TASK PROMPT: Copy, from the data below, each line that has the word "analysis".

- - - - - - -

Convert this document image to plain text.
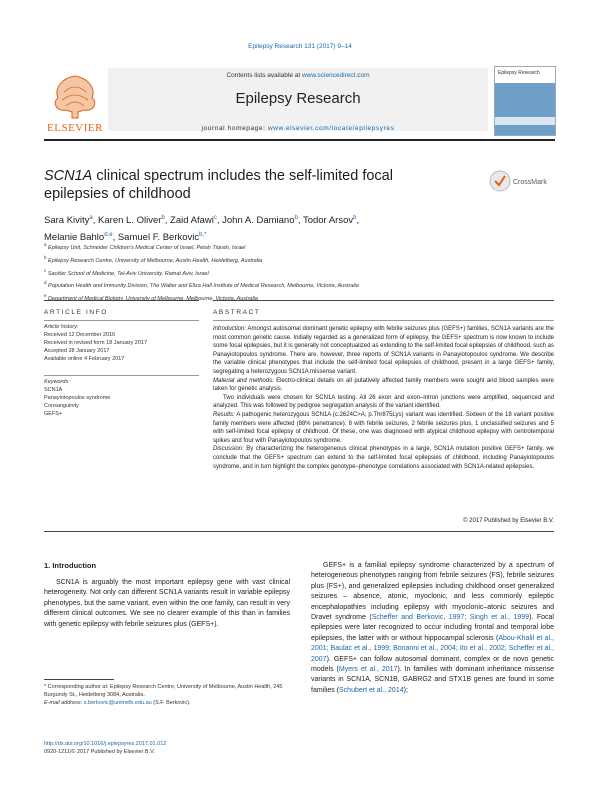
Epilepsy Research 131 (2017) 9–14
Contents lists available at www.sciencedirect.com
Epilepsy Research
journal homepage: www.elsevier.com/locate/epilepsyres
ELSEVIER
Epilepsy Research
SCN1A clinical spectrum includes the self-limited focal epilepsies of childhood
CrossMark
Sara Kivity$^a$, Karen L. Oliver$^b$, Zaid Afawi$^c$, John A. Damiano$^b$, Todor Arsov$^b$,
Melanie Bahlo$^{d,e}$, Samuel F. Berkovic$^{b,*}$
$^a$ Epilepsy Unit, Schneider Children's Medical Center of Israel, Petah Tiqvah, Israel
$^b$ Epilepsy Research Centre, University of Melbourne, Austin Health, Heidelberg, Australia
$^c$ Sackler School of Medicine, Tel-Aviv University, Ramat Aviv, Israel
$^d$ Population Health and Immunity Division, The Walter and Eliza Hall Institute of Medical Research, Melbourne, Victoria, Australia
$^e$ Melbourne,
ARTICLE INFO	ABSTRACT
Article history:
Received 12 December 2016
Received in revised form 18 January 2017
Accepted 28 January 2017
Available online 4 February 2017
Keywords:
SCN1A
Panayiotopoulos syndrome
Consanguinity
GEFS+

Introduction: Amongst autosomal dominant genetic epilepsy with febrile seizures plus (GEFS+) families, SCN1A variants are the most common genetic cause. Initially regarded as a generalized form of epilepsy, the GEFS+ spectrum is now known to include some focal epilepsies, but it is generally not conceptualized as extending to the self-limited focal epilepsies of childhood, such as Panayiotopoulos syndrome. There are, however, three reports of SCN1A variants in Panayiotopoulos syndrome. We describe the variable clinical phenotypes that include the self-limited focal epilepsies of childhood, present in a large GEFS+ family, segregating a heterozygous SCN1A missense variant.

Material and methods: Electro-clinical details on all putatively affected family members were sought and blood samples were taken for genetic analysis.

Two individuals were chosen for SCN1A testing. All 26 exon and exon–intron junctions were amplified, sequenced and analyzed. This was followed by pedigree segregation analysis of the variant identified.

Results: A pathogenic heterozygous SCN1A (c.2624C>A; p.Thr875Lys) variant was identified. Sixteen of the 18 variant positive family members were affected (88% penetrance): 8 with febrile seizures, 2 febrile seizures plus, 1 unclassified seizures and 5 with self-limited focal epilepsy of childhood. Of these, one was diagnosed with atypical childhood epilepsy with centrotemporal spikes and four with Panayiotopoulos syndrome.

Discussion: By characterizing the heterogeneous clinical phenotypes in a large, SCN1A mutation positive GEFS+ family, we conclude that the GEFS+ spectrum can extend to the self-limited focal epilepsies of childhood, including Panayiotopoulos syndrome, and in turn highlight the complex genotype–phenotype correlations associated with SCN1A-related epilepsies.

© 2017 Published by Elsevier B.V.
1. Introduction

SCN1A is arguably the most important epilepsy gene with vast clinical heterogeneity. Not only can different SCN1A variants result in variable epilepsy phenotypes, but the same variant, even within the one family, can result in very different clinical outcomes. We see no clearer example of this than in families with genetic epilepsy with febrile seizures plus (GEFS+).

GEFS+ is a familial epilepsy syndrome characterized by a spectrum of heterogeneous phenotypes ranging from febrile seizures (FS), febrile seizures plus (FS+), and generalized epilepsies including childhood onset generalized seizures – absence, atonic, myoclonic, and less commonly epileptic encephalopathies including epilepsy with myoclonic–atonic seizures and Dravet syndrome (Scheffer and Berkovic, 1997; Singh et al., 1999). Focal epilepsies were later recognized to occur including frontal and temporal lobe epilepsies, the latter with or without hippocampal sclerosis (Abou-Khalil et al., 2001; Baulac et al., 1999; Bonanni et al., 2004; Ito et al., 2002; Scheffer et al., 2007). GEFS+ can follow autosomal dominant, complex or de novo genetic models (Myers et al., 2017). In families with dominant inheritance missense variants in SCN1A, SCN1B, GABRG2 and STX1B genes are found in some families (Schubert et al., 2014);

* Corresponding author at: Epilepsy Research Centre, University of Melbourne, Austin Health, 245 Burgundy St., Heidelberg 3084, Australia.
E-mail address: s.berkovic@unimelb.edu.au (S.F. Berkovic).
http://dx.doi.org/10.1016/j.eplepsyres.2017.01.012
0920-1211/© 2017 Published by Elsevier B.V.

- - - - - - -

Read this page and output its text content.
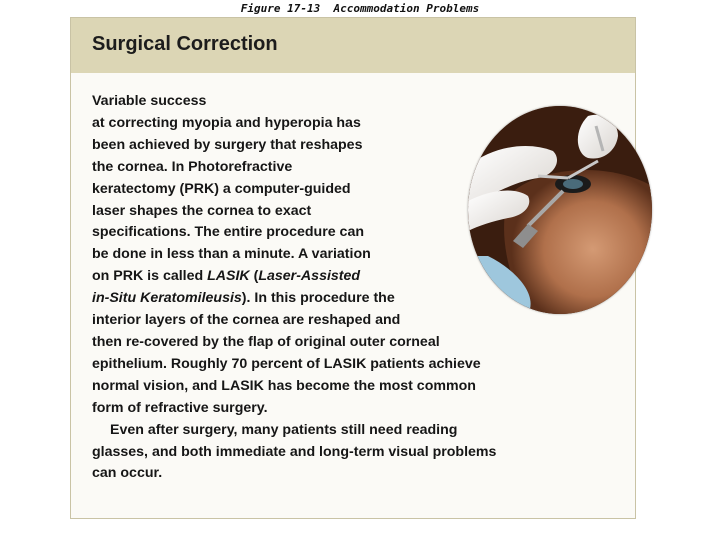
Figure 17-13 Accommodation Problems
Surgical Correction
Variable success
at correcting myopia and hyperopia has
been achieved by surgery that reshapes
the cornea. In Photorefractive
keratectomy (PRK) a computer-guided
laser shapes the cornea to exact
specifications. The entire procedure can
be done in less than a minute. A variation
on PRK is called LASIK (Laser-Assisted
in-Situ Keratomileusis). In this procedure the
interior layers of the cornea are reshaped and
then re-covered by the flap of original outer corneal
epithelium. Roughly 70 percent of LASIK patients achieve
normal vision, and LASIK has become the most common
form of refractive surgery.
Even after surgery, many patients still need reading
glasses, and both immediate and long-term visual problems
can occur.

- - - - - - -

OUTPUT FOR THIS TASK:
Material and methods: Electro-clinical details on all putatively affected family members were sought and blood samples were taken for genetic analysis.
Two individuals were chosen for SCN1A testing. All 26 exon and exon–intron junctions were amplified, sequenced and analyzed. This was followed by pedigree segregation analysis of the variant identified.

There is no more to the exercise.